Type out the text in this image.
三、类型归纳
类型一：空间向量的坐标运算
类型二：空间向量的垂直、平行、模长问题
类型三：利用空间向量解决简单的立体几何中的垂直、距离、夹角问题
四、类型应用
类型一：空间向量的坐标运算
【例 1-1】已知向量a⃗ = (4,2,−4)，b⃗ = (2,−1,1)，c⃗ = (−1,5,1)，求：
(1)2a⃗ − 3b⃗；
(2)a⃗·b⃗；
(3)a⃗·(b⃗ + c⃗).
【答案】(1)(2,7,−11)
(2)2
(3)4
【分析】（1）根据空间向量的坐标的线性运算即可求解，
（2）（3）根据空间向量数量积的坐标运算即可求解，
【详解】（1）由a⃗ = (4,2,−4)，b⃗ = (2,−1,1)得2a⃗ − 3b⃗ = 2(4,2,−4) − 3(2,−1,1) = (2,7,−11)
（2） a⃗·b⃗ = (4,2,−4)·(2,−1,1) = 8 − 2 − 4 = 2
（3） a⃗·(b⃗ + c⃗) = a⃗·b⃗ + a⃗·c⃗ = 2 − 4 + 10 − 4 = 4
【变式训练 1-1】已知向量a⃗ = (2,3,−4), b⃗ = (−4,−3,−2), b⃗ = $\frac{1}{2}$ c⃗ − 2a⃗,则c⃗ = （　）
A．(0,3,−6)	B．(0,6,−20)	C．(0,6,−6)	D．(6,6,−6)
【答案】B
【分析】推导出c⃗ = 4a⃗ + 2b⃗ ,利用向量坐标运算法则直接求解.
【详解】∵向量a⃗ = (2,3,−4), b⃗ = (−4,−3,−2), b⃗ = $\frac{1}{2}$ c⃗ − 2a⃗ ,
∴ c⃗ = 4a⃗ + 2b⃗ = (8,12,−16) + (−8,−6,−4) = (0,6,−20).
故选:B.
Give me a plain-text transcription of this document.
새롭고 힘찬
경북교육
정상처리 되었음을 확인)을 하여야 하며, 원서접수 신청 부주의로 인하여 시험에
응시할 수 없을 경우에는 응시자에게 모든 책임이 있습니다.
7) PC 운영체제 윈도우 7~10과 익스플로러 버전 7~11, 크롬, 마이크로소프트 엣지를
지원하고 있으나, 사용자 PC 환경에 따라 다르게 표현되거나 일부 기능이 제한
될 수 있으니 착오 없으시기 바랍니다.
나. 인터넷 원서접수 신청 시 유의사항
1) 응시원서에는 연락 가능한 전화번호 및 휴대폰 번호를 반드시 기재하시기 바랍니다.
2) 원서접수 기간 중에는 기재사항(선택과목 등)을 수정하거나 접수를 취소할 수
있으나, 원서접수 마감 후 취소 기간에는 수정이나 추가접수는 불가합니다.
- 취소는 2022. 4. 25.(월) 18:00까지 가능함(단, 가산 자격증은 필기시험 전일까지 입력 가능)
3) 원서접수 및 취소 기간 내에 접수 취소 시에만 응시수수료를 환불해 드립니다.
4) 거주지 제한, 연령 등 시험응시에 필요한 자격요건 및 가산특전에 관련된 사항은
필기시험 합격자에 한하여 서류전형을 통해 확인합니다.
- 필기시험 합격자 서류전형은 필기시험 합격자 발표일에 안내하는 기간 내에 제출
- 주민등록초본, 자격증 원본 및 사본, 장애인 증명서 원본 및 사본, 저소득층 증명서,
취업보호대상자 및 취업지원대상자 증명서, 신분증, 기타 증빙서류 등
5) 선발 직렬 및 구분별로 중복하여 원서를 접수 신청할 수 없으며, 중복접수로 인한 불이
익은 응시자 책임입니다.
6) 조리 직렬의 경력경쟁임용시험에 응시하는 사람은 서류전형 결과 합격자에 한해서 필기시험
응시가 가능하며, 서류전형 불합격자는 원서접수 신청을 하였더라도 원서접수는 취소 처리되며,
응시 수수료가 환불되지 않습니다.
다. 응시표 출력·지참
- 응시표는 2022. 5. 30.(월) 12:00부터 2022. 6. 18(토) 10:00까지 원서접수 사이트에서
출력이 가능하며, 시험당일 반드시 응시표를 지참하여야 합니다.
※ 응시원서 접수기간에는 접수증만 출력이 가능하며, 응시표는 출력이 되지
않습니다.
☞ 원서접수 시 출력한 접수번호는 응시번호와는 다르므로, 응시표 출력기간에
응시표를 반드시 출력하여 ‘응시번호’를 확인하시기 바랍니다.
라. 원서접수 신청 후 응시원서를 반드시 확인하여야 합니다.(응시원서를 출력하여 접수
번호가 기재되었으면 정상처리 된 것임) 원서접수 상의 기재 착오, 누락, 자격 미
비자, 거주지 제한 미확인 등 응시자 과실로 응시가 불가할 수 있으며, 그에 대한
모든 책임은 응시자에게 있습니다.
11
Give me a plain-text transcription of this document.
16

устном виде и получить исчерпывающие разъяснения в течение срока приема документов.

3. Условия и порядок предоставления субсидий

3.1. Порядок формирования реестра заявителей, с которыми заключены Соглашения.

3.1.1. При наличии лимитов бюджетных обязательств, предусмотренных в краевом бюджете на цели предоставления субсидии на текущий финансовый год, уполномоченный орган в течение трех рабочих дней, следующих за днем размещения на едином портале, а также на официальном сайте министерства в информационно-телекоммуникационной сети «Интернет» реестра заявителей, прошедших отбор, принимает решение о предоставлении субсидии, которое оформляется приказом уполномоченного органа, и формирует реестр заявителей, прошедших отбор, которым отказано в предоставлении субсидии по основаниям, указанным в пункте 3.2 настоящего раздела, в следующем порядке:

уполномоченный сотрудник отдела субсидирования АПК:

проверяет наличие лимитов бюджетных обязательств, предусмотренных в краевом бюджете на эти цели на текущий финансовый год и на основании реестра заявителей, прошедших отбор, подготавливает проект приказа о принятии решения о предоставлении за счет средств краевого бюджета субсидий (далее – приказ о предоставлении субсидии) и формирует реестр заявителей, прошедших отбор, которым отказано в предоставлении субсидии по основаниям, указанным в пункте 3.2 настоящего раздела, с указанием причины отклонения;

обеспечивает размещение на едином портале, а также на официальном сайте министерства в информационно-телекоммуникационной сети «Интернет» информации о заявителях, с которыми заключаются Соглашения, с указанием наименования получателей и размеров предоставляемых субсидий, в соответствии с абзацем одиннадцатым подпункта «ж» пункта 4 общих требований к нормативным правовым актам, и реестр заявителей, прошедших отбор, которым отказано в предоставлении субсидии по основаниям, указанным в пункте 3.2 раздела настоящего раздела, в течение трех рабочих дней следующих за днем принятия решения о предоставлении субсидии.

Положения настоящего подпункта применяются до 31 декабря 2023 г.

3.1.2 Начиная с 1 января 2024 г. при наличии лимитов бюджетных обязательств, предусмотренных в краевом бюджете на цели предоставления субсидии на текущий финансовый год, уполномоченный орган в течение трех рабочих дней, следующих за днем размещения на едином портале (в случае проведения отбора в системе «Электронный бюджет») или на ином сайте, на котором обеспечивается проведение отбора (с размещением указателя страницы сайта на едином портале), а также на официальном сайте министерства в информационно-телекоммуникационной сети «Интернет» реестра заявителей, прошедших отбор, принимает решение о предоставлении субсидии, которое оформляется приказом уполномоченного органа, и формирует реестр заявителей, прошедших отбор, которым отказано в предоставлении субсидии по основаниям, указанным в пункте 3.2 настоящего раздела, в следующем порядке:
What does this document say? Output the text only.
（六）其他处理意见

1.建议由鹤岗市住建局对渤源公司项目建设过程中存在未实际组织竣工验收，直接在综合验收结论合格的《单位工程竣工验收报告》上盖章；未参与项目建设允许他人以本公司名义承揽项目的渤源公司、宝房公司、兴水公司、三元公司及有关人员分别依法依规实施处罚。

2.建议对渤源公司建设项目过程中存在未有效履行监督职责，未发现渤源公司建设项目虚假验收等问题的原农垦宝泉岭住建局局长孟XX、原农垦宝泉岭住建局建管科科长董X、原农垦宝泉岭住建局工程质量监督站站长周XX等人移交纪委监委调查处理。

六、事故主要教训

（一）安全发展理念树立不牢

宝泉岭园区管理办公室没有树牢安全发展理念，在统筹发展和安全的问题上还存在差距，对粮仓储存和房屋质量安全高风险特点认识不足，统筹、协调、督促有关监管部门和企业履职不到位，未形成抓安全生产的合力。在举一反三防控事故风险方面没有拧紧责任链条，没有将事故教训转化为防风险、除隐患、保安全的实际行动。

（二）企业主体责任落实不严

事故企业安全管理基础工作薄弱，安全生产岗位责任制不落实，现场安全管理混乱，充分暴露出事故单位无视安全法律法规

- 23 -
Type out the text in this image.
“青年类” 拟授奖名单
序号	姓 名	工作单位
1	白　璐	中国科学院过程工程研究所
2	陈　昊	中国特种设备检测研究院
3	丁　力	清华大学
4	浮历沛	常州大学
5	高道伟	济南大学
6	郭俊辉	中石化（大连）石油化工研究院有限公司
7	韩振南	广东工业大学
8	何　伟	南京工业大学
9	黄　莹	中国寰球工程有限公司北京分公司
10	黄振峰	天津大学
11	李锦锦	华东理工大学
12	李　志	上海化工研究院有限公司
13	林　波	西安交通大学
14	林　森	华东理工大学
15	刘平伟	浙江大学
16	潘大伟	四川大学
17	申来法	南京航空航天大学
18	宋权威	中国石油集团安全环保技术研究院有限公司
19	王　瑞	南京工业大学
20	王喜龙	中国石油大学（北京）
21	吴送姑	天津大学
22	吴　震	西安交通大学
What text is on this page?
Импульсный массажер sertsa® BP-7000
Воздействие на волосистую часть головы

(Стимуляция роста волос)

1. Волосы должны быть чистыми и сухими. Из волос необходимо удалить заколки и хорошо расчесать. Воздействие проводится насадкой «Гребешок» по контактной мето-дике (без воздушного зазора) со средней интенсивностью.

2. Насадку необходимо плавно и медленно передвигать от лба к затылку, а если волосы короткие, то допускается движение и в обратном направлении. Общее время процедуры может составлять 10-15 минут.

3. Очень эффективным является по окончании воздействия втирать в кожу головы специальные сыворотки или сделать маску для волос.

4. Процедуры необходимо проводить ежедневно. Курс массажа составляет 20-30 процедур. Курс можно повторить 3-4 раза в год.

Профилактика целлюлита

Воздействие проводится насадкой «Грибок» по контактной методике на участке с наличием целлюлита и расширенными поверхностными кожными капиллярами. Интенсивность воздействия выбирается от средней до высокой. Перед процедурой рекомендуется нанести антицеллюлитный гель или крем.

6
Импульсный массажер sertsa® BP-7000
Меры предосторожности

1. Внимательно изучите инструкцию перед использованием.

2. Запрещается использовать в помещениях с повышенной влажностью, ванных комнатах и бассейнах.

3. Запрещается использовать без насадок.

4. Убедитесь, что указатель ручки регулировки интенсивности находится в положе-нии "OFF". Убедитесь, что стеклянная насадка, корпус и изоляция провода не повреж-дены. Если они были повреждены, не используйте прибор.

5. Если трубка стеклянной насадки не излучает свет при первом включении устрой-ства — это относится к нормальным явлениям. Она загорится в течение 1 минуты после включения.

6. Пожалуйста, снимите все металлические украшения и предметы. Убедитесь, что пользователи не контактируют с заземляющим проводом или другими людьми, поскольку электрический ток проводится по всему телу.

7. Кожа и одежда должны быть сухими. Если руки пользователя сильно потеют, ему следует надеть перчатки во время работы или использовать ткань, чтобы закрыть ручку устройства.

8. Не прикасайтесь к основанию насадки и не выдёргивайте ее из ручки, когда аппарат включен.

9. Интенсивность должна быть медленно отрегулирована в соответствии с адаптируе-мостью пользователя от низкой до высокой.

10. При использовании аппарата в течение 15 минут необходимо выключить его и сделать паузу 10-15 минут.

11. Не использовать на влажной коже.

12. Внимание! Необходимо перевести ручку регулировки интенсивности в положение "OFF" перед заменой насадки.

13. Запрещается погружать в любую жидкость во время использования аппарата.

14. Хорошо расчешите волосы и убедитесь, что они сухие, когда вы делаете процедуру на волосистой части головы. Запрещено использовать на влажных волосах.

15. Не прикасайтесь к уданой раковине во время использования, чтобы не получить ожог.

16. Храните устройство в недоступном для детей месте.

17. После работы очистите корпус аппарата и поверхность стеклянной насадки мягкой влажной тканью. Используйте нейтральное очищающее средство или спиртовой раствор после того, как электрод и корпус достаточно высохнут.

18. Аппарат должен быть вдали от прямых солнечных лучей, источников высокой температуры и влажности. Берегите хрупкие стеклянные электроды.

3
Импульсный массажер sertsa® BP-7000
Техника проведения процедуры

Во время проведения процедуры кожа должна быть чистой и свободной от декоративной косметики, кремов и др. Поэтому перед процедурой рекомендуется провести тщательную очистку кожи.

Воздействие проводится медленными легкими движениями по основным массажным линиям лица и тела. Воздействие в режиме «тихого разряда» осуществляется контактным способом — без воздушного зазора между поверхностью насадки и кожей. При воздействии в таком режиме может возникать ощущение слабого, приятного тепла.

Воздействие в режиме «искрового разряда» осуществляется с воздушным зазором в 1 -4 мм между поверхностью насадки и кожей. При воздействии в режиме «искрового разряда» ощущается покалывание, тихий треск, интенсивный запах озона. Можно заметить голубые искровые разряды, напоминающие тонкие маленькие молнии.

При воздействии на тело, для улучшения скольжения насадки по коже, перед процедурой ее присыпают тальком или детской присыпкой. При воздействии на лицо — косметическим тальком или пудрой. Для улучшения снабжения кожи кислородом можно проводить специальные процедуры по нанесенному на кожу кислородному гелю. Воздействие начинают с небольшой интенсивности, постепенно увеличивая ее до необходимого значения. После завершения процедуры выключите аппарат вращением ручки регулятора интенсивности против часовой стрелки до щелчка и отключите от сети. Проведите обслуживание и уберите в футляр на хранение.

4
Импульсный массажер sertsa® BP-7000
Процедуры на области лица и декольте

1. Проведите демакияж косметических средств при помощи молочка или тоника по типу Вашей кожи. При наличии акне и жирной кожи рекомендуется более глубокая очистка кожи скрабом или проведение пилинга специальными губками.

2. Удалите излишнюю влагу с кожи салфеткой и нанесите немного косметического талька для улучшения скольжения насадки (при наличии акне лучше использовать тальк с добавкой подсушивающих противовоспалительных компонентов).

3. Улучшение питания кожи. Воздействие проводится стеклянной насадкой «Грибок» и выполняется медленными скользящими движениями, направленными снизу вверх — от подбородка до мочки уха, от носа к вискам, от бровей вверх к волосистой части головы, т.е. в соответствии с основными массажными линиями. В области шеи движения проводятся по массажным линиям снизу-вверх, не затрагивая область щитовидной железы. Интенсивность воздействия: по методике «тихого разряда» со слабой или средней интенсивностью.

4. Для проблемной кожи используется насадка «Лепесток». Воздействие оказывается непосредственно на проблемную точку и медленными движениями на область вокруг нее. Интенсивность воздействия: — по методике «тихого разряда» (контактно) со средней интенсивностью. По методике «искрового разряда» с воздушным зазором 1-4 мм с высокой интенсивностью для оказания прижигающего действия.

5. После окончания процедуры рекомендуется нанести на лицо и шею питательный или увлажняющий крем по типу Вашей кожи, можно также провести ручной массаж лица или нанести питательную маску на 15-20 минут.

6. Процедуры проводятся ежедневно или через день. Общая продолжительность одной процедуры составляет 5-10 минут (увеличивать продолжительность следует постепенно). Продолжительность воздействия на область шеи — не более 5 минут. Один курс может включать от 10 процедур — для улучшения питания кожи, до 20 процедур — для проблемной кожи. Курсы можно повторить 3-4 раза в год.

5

_ _ _ _ _ _ _

■ **TASK REQUIREMENTS**
Lines of the listing that contain the word "있습니다" are to be counted; report only their number.

■ **RESULT OF THE EXERCISE**
2